Determine the count of lines holding the string "from". Return only the number.

Dataset listings of figures:
────

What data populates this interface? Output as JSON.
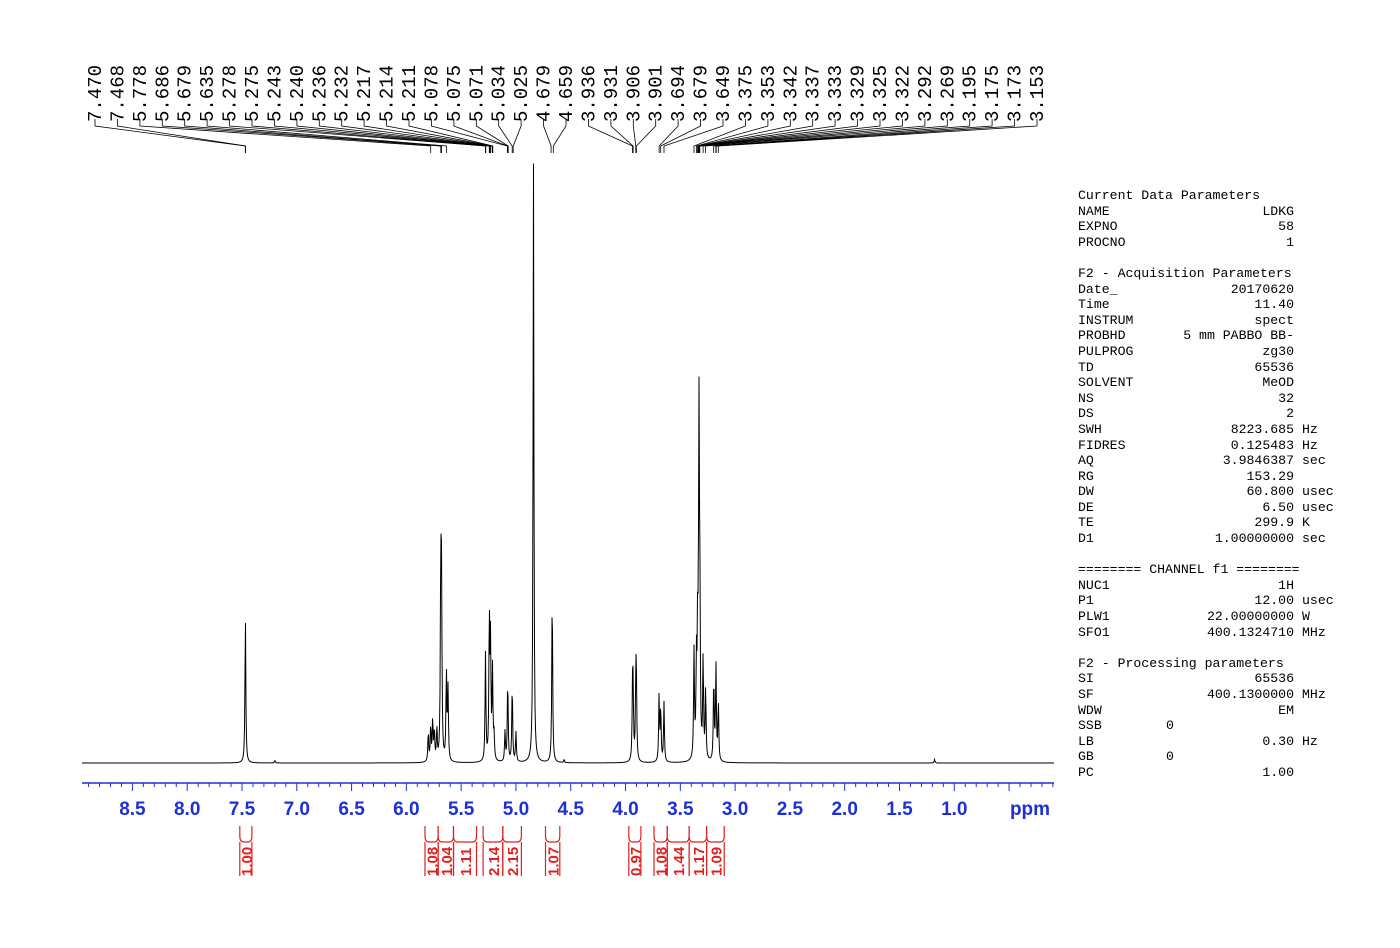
{
  "chart_data": {
    "type": "line",
    "title": "",
    "xlabel": "ppm",
    "ylabel": "",
    "x_reversed": true,
    "xlim": [
      8.96,
      0.09
    ],
    "x_ticks": [
      "8.5",
      "8.0",
      "7.5",
      "7.0",
      "6.5",
      "6.0",
      "5.5",
      "5.0",
      "4.5",
      "4.0",
      "3.5",
      "3.0",
      "2.5",
      "2.0",
      "1.5",
      "1.0"
    ],
    "x_tick_values": [
      8.5,
      8.0,
      7.5,
      7.0,
      6.5,
      6.0,
      5.5,
      5.0,
      4.5,
      4.0,
      3.5,
      3.0,
      2.5,
      2.0,
      1.5,
      1.0
    ],
    "grid": false,
    "peak_labels": [
      "7.470",
      "7.468",
      "5.778",
      "5.686",
      "5.679",
      "5.635",
      "5.278",
      "5.275",
      "5.243",
      "5.240",
      "5.236",
      "5.232",
      "5.217",
      "5.214",
      "5.211",
      "5.078",
      "5.075",
      "5.071",
      "5.034",
      "5.025",
      "4.679",
      "4.659",
      "3.936",
      "3.931",
      "3.906",
      "3.901",
      "3.694",
      "3.679",
      "3.649",
      "3.375",
      "3.353",
      "3.342",
      "3.337",
      "3.333",
      "3.329",
      "3.325",
      "3.322",
      "3.292",
      "3.269",
      "3.195",
      "3.175",
      "3.173",
      "3.153"
    ],
    "peak_values": [
      7.47,
      7.468,
      5.778,
      5.686,
      5.679,
      5.635,
      5.278,
      5.275,
      5.243,
      5.24,
      5.236,
      5.232,
      5.217,
      5.214,
      5.211,
      5.078,
      5.075,
      5.071,
      5.034,
      5.025,
      4.679,
      4.659,
      3.936,
      3.931,
      3.906,
      3.901,
      3.694,
      3.679,
      3.649,
      3.375,
      3.353,
      3.342,
      3.337,
      3.333,
      3.329,
      3.325,
      3.322,
      3.292,
      3.269,
      3.195,
      3.175,
      3.173,
      3.153
    ],
    "integrals": [
      {
        "label": "1.00",
        "from": 7.52,
        "to": 7.41
      },
      {
        "label": "1.08",
        "from": 5.83,
        "to": 5.71
      },
      {
        "label": "1.04",
        "from": 5.71,
        "to": 5.57
      },
      {
        "label": "1.11",
        "from": 5.57,
        "to": 5.36
      },
      {
        "label": "2.14",
        "from": 5.3,
        "to": 5.12
      },
      {
        "label": "2.15",
        "from": 5.12,
        "to": 4.95
      },
      {
        "label": "1.07",
        "from": 4.73,
        "to": 4.6
      },
      {
        "label": "0.97",
        "from": 3.97,
        "to": 3.86
      },
      {
        "label": "1.08",
        "from": 3.74,
        "to": 3.62
      },
      {
        "label": "1.44",
        "from": 3.62,
        "to": 3.42
      },
      {
        "label": "1.17",
        "from": 3.42,
        "to": 3.26
      },
      {
        "label": "1.09",
        "from": 3.26,
        "to": 3.1
      }
    ],
    "series": [
      {
        "peaks": [
          {
            "ppm": 7.469,
            "height": 0.245
          },
          {
            "ppm": 7.2,
            "height": 0.004
          },
          {
            "ppm": 5.8,
            "height": 0.05
          },
          {
            "ppm": 5.778,
            "height": 0.06
          },
          {
            "ppm": 5.76,
            "height": 0.07
          },
          {
            "ppm": 5.745,
            "height": 0.05
          },
          {
            "ppm": 5.722,
            "height": 0.055
          },
          {
            "ppm": 5.686,
            "height": 0.31
          },
          {
            "ppm": 5.679,
            "height": 0.27
          },
          {
            "ppm": 5.635,
            "height": 0.15
          },
          {
            "ppm": 5.62,
            "height": 0.12
          },
          {
            "ppm": 5.278,
            "height": 0.18
          },
          {
            "ppm": 5.243,
            "height": 0.24
          },
          {
            "ppm": 5.232,
            "height": 0.19
          },
          {
            "ppm": 5.214,
            "height": 0.15
          },
          {
            "ppm": 5.2,
            "height": 0.04
          },
          {
            "ppm": 5.1,
            "height": 0.05
          },
          {
            "ppm": 5.075,
            "height": 0.14
          },
          {
            "ppm": 5.034,
            "height": 0.13
          },
          {
            "ppm": 5.0,
            "height": 0.05
          },
          {
            "ppm": 4.84,
            "height": 1.0
          },
          {
            "ppm": 4.669,
            "height": 0.29
          },
          {
            "ppm": 4.56,
            "height": 0.005
          },
          {
            "ppm": 3.936,
            "height": 0.11
          },
          {
            "ppm": 3.931,
            "height": 0.1
          },
          {
            "ppm": 3.906,
            "height": 0.12
          },
          {
            "ppm": 3.901,
            "height": 0.11
          },
          {
            "ppm": 3.694,
            "height": 0.11
          },
          {
            "ppm": 3.679,
            "height": 0.09
          },
          {
            "ppm": 3.649,
            "height": 0.1
          },
          {
            "ppm": 3.375,
            "height": 0.18
          },
          {
            "ppm": 3.353,
            "height": 0.15
          },
          {
            "ppm": 3.342,
            "height": 0.2
          },
          {
            "ppm": 3.33,
            "height": 0.55
          },
          {
            "ppm": 3.322,
            "height": 0.25
          },
          {
            "ppm": 3.292,
            "height": 0.17
          },
          {
            "ppm": 3.269,
            "height": 0.12
          },
          {
            "ppm": 3.195,
            "height": 0.14
          },
          {
            "ppm": 3.175,
            "height": 0.16
          },
          {
            "ppm": 3.153,
            "height": 0.1
          },
          {
            "ppm": 1.18,
            "height": 0.006
          }
        ]
      }
    ]
  },
  "params": {
    "current": {
      "title": "Current Data Parameters",
      "rows": [
        {
          "key": "NAME",
          "value": "LDKG",
          "unit": ""
        },
        {
          "key": "EXPNO",
          "value": "58",
          "unit": ""
        },
        {
          "key": "PROCNO",
          "value": "1",
          "unit": ""
        }
      ]
    },
    "acquisition": {
      "title": "F2 - Acquisition Parameters",
      "rows": [
        {
          "key": "Date_",
          "value": "20170620",
          "unit": ""
        },
        {
          "key": "Time",
          "value": "11.40",
          "unit": ""
        },
        {
          "key": "INSTRUM",
          "value": "spect",
          "unit": ""
        },
        {
          "key": "PROBHD",
          "value": "5 mm PABBO BB-",
          "unit": ""
        },
        {
          "key": "PULPROG",
          "value": "zg30",
          "unit": ""
        },
        {
          "key": "TD",
          "value": "65536",
          "unit": ""
        },
        {
          "key": "SOLVENT",
          "value": "MeOD",
          "unit": ""
        },
        {
          "key": "NS",
          "value": "32",
          "unit": ""
        },
        {
          "key": "DS",
          "value": "2",
          "unit": ""
        },
        {
          "key": "SWH",
          "value": "8223.685",
          "unit": "Hz"
        },
        {
          "key": "FIDRES",
          "value": "0.125483",
          "unit": "Hz"
        },
        {
          "key": "AQ",
          "value": "3.9846387",
          "unit": "sec"
        },
        {
          "key": "RG",
          "value": "153.29",
          "unit": ""
        },
        {
          "key": "DW",
          "value": "60.800",
          "unit": "usec"
        },
        {
          "key": "DE",
          "value": "6.50",
          "unit": "usec"
        },
        {
          "key": "TE",
          "value": "299.9",
          "unit": "K"
        },
        {
          "key": "D1",
          "value": "1.00000000",
          "unit": "sec"
        }
      ]
    },
    "channel": {
      "title": "======== CHANNEL f1 ========",
      "rows": [
        {
          "key": "NUC1",
          "value": "1H",
          "unit": ""
        },
        {
          "key": "P1",
          "value": "12.00",
          "unit": "usec"
        },
        {
          "key": "PLW1",
          "value": "22.00000000",
          "unit": "W"
        },
        {
          "key": "SFO1",
          "value": "400.1324710",
          "unit": "MHz"
        }
      ]
    },
    "processing": {
      "title": "F2 - Processing parameters",
      "rows": [
        {
          "key": "SI",
          "value": "65536",
          "unit": "",
          "mid": ""
        },
        {
          "key": "SF",
          "value": "400.1300000",
          "unit": "MHz",
          "mid": ""
        },
        {
          "key": "WDW",
          "value": "EM",
          "unit": "",
          "mid": ""
        },
        {
          "key": "SSB",
          "value": "",
          "unit": "",
          "mid": "0"
        },
        {
          "key": "LB",
          "value": "0.30",
          "unit": "Hz",
          "mid": ""
        },
        {
          "key": "GB",
          "value": "",
          "unit": "",
          "mid": "0"
        },
        {
          "key": "PC",
          "value": "1.00",
          "unit": "",
          "mid": ""
        }
      ]
    }
  },
  "colors": {
    "axis": "#1c2fd8",
    "integral": "#e02020",
    "spectrum": "#000000"
  }
}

────

__PROBLEM SOLUTION__.
12